Spatial layout data:
----------------------------------------
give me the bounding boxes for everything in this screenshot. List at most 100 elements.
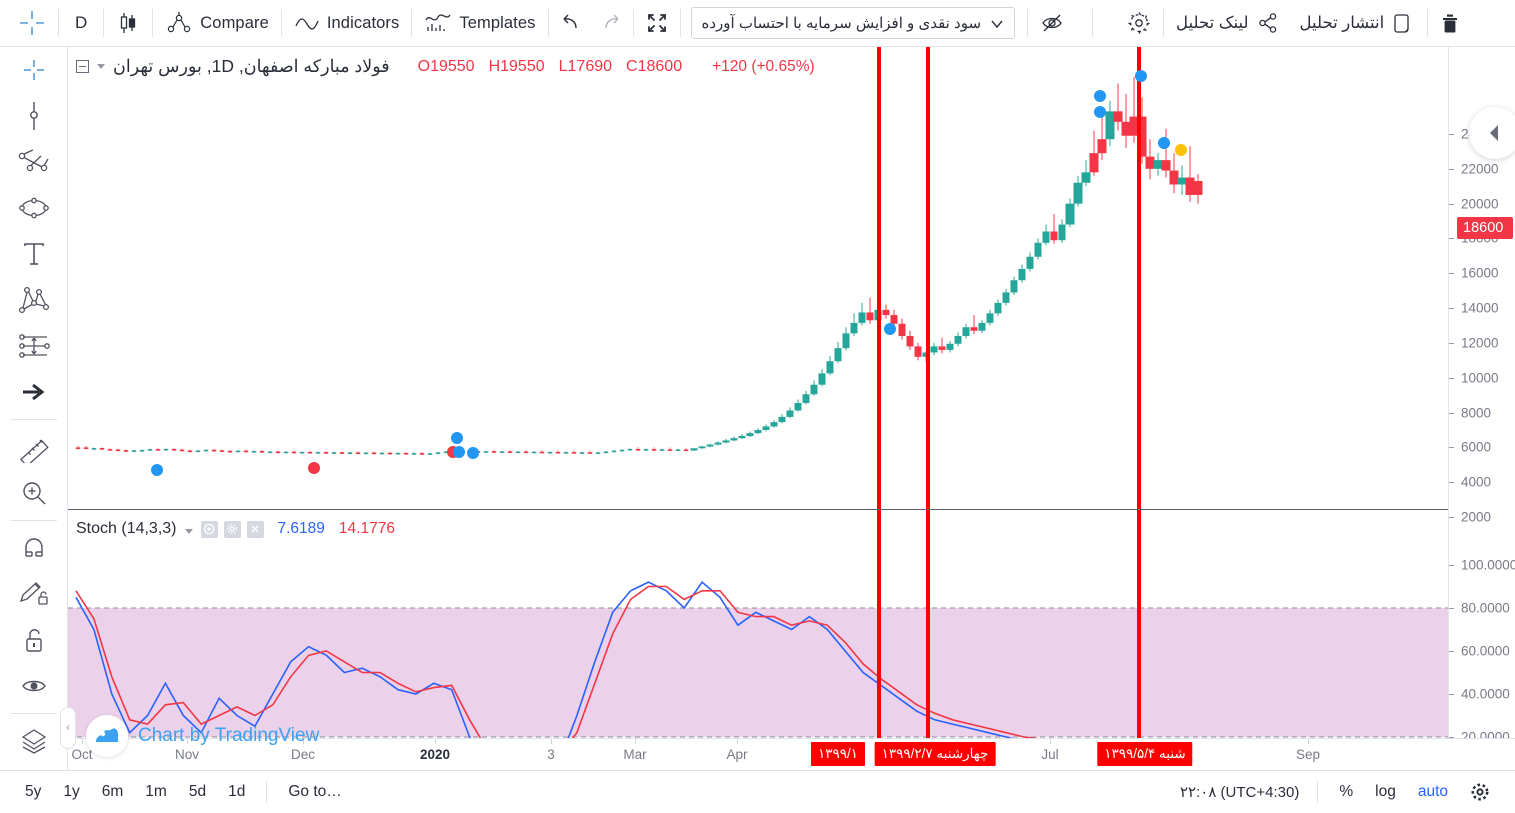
event-marker-dot[interactable]: [1094, 90, 1106, 102]
chart-properties-button[interactable]: [1459, 778, 1501, 806]
event-marker-dot[interactable]: [1135, 70, 1147, 82]
candle-body: [235, 450, 241, 453]
hide-drawings-tool[interactable]: [0, 663, 68, 709]
stoch-settings-button[interactable]: [223, 520, 241, 538]
candle-body: [770, 422, 778, 427]
pitchfork-tool[interactable]: [0, 139, 68, 185]
range-button-1d[interactable]: 1d: [217, 779, 256, 805]
symbol-menu-caret-icon[interactable]: [97, 64, 105, 69]
stoch-visibility-button[interactable]: [200, 520, 218, 538]
candle-body: [219, 450, 225, 452]
patterns-tool[interactable]: [0, 277, 68, 323]
indicators-button[interactable]: Indicators: [284, 6, 410, 40]
redo-icon: [600, 13, 622, 33]
event-marker-dot[interactable]: [453, 446, 465, 458]
toolbar-divider: [547, 9, 549, 37]
redo-button[interactable]: [591, 6, 631, 40]
range-button-5d[interactable]: 5d: [178, 779, 217, 805]
hide-markers-button[interactable]: [1030, 6, 1074, 40]
eye-icon: [19, 674, 49, 698]
object-tree-tool[interactable]: [0, 718, 68, 764]
shapes-tool[interactable]: [0, 185, 68, 231]
stoch-axis-tick: [1449, 651, 1454, 652]
drawing-mode-tool[interactable]: [0, 571, 68, 617]
date-marker-badge[interactable]: شنبه ۱۳۹۹/۵/۴: [1097, 742, 1193, 766]
event-marker-dot[interactable]: [308, 462, 320, 474]
price-axis-label: 4000: [1461, 474, 1492, 490]
chart-area[interactable]: فولاد مبارکه اصفهان, 1D, بورس تهران O195…: [60, 47, 1515, 788]
lock-drawings-tool[interactable]: [0, 617, 68, 663]
price-axis[interactable]: 2400022000200001800016000140001200010000…: [1448, 47, 1515, 788]
prediction-tool[interactable]: [0, 323, 68, 369]
goto-button[interactable]: Go to…: [277, 779, 352, 805]
adjustment-dropdown[interactable]: سود نقدی و افزایش سرمایه با احتساب آورده: [690, 7, 1016, 39]
candle-body: [1034, 242, 1042, 257]
candle-body: [619, 449, 625, 452]
symbol-title[interactable]: فولاد مبارکه اصفهان, 1D, بورس تهران: [113, 56, 390, 77]
date-marker-badge[interactable]: ۱۳۹۹/۱: [810, 742, 866, 766]
magnet-tool[interactable]: [0, 525, 68, 571]
candle-body: [531, 451, 537, 454]
stoch-axis-label: 40.0000: [1461, 686, 1510, 702]
templates-button[interactable]: Templates: [414, 6, 545, 40]
percent-scale-button[interactable]: %: [1328, 779, 1364, 805]
price-axis-label: 8000: [1461, 405, 1492, 421]
candle-body: [139, 449, 145, 452]
ohlc-h-value: 19550: [500, 57, 545, 75]
candle-body: [587, 452, 593, 454]
candle-body: [794, 402, 802, 411]
delete-button[interactable]: [1430, 6, 1470, 40]
event-marker-dot[interactable]: [1094, 106, 1106, 118]
candle-body: [754, 429, 762, 434]
stoch-close-button[interactable]: [246, 520, 264, 538]
interval-button[interactable]: D: [61, 6, 101, 40]
stoch-menu-caret-icon[interactable]: [184, 528, 193, 534]
event-marker-dot[interactable]: [1158, 137, 1170, 149]
cursor-crosshair-tool[interactable]: [0, 47, 68, 93]
bottom-toolbar: 5y 1y 6m 1m 5d 1d Go to… ۲۲:۰۸ (UTC+4:30) % l…: [0, 770, 1515, 813]
time-axis-tick: [435, 739, 436, 744]
undo-icon: [560, 13, 582, 33]
event-marker-dot[interactable]: [1175, 144, 1187, 156]
price-axis-label: 22000: [1461, 161, 1499, 177]
price-axis-tick: [1449, 447, 1454, 449]
toolbar-divider: [411, 9, 413, 37]
event-marker-dot[interactable]: [151, 464, 163, 476]
event-marker-dot[interactable]: [451, 432, 463, 444]
range-button-1m[interactable]: 1m: [134, 779, 178, 805]
stoch-axis-tick: [1449, 608, 1454, 609]
event-marker-dot[interactable]: [884, 323, 896, 335]
collapse-right-panel-button[interactable]: [1469, 107, 1515, 159]
range-button-6m[interactable]: 6m: [91, 779, 135, 805]
candle-body: [994, 302, 1002, 314]
chart-settings-button[interactable]: [1117, 6, 1161, 40]
price-pane[interactable]: [68, 47, 1448, 509]
log-scale-button[interactable]: log: [1364, 779, 1407, 805]
date-marker-badge[interactable]: چهارشنبه ۱۳۹۹/۲/۷: [874, 742, 996, 766]
expand-sidebar-handle[interactable]: ‹: [60, 707, 76, 749]
range-button-1y[interactable]: 1y: [52, 779, 90, 805]
fullscreen-button[interactable]: [636, 6, 678, 40]
chart-type-button[interactable]: [106, 6, 150, 40]
zoom-tool[interactable]: [0, 470, 68, 516]
trend-line-tool[interactable]: [0, 93, 68, 139]
candle-body: [323, 452, 329, 454]
candle-body: [898, 323, 906, 336]
candle-body: [507, 451, 513, 453]
measure-tool[interactable]: [0, 424, 68, 470]
event-marker-dot[interactable]: [467, 447, 479, 459]
auto-scale-button[interactable]: auto: [1407, 779, 1459, 805]
range-button-5y[interactable]: 5y: [14, 779, 52, 805]
undo-button[interactable]: [551, 6, 591, 40]
compare-button[interactable]: Compare: [155, 6, 279, 40]
candles-icon: [115, 10, 141, 36]
arrow-tool[interactable]: [0, 369, 68, 415]
candle-body: [659, 449, 665, 451]
text-tool[interactable]: [0, 231, 68, 277]
collapse-legend-icon[interactable]: [76, 60, 89, 73]
stoch-title[interactable]: Stoch (14,3,3): [76, 520, 177, 538]
candle-body: [826, 361, 834, 374]
share-link-button[interactable]: لینک تحلیل: [1166, 6, 1290, 40]
publish-analysis-button[interactable]: انتشار تحلیل: [1290, 6, 1426, 40]
crosshair-tool-button[interactable]: [8, 6, 56, 40]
----------------------------------------
**THE EXERCISE:** Output every line of the material above as a numbered list, skipping any blank lines and omitting the pictures.

**RESPONSE:**
1. give me the bounding boxes for everything in this screenshot. List at most 100 elements.
2. event-marker-dot[interactable]: [1094, 90, 1106, 102]
3. chart-properties-button[interactable]: [1459, 778, 1501, 806]
4. event-marker-dot[interactable]: [1135, 70, 1147, 82]
5. candle-body: [235, 450, 241, 453]
6. hide-drawings-tool[interactable]: [0, 663, 68, 709]
7. stoch-settings-button[interactable]: [223, 520, 241, 538]
8. candle-body: [770, 422, 778, 427]
9. pitchfork-tool[interactable]: [0, 139, 68, 185]
10. range-button-1d[interactable]: 1d: [217, 779, 256, 805]
11. symbol-menu-caret-icon[interactable]: [97, 64, 105, 69]
12. stoch-visibility-button[interactable]: [200, 520, 218, 538]
13. candle-body: [219, 450, 225, 452]
14. patterns-tool[interactable]: [0, 277, 68, 323]
15. indicators-button[interactable]: Indicators: [284, 6, 410, 40]
16. redo-icon: [600, 13, 622, 33]
17. event-marker-dot[interactable]: [453, 446, 465, 458]
18. toolbar-divider: [547, 9, 549, 37]
19. redo-button[interactable]: [591, 6, 631, 40]
20. range-button-5d[interactable]: 5d: [178, 779, 217, 805]
21. hide-markers-button[interactable]: [1030, 6, 1074, 40]
22. eye-icon: [19, 674, 49, 698]
23. object-tree-tool[interactable]: [0, 718, 68, 764]
24. shapes-tool[interactable]: [0, 185, 68, 231]
25. stoch-axis-tick: [1449, 651, 1454, 652]
26. drawing-mode-tool[interactable]: [0, 571, 68, 617]
27. date-marker-badge[interactable]: شنبه ۱۳۹۹/۵/۴: [1097, 742, 1193, 766]
28. event-marker-dot[interactable]: [308, 462, 320, 474]
29. price-axis-label: 4000: [1461, 474, 1492, 490]
30. chart-area[interactable]: فولاد مبارکه اصفهان, 1D, بورس تهران O195…: [60, 47, 1515, 788]
31. lock-drawings-tool[interactable]: [0, 617, 68, 663]
32. price-axis[interactable]: 2400022000200001800016000140001200010000…: [1448, 47, 1515, 788]
33. prediction-tool[interactable]: [0, 323, 68, 369]
34. goto-button[interactable]: Go to…: [277, 779, 352, 805]
35. adjustment-dropdown[interactable]: سود نقدی و افزایش سرمایه با احتساب آورده: [690, 7, 1016, 39]
36. candle-body: [1034, 242, 1042, 257]
37. candle-body: [619, 449, 625, 452]
38. symbol-title[interactable]: فولاد مبارکه اصفهان, 1D, بورس تهران: [113, 56, 390, 77]
39. date-marker-badge[interactable]: ۱۳۹۹/۱: [810, 742, 866, 766]
40. magnet-tool[interactable]: [0, 525, 68, 571]
41. candle-body: [531, 451, 537, 454]
42. stoch-axis-label: 40.0000: [1461, 686, 1510, 702]
43. templates-button[interactable]: Templates: [414, 6, 545, 40]
44. percent-scale-button[interactable]: %: [1328, 779, 1364, 805]
45. price-axis-label: 8000: [1461, 405, 1492, 421]
46. candle-body: [139, 449, 145, 452]
47. ohlc-h-value: 19550: [500, 57, 545, 75]
48. candle-body: [587, 452, 593, 454]
49. candle-body: [794, 402, 802, 411]
50. delete-button[interactable]: [1430, 6, 1470, 40]
51. event-marker-dot[interactable]: [1094, 106, 1106, 118]
52. candle-body: [754, 429, 762, 434]
53. stoch-close-button[interactable]: [246, 520, 264, 538]
54. interval-button[interactable]: D: [61, 6, 101, 40]
55. stoch-menu-caret-icon[interactable]: [184, 528, 193, 534]
56. event-marker-dot[interactable]: [1158, 137, 1170, 149]
57. cursor-crosshair-tool[interactable]: [0, 47, 68, 93]
58. bottom-toolbar: 5y 1y 6m 1m 5d 1d Go to… ۲۲:۰۸ (UTC+4:30) % l…: [0, 770, 1515, 813]
59. time-axis-tick: [435, 739, 436, 744]
60. undo-icon: [560, 13, 582, 33]
61. event-marker-dot[interactable]: [1175, 144, 1187, 156]
62. price-axis-label: 22000: [1461, 161, 1499, 177]
63. price-axis-tick: [1449, 447, 1454, 449]
64. toolbar-divider: [411, 9, 413, 37]
65. event-marker-dot[interactable]: [151, 464, 163, 476]
66. event-marker-dot[interactable]: [451, 432, 463, 444]
67. range-button-1m[interactable]: 1m: [134, 779, 178, 805]
68. stoch-axis-tick: [1449, 608, 1454, 609]
69. event-marker-dot[interactable]: [884, 323, 896, 335]
70. collapse-right-panel-button[interactable]: [1469, 107, 1515, 159]
71. range-button-6m[interactable]: 6m: [91, 779, 135, 805]
72. candle-body: [994, 302, 1002, 314]
73. chart-settings-button[interactable]: [1117, 6, 1161, 40]
74. price-pane[interactable]: [68, 47, 1448, 509]
75. log-scale-button[interactable]: log: [1364, 779, 1407, 805]
76. date-marker-badge[interactable]: چهارشنبه ۱۳۹۹/۲/۷: [874, 742, 996, 766]
77. expand-sidebar-handle[interactable]: ‹: [60, 707, 76, 749]
78. range-button-1y[interactable]: 1y: [52, 779, 90, 805]
79. fullscreen-button[interactable]: [636, 6, 678, 40]
80. chart-type-button[interactable]: [106, 6, 150, 40]
81. zoom-tool[interactable]: [0, 470, 68, 516]
82. trend-line-tool[interactable]: [0, 93, 68, 139]
83. candle-body: [323, 452, 329, 454]
84. candle-body: [898, 323, 906, 336]
85. candle-body: [507, 451, 513, 453]
86. measure-tool[interactable]: [0, 424, 68, 470]
87. event-marker-dot[interactable]: [467, 447, 479, 459]
88. auto-scale-button[interactable]: auto: [1407, 779, 1459, 805]
89. range-button-5y[interactable]: 5y: [14, 779, 52, 805]
90. undo-button[interactable]: [551, 6, 591, 40]
91. compare-button[interactable]: Compare: [155, 6, 279, 40]
92. candles-icon: [115, 10, 141, 36]
93. arrow-tool[interactable]: [0, 369, 68, 415]
94. candle-body: [659, 449, 665, 451]
95. text-tool[interactable]: [0, 231, 68, 277]
96. collapse-legend-icon[interactable]: [76, 60, 89, 73]
97. stoch-title[interactable]: Stoch (14,3,3): [76, 520, 177, 538]
98. candle-body: [826, 361, 834, 374]
99. share-link-button[interactable]: لینک تحلیل: [1166, 6, 1290, 40]
100. publish-analysis-button[interactable]: انتشار تحلیل: [1290, 6, 1426, 40]
101. crosshair-tool-button[interactable]: [8, 6, 56, 40]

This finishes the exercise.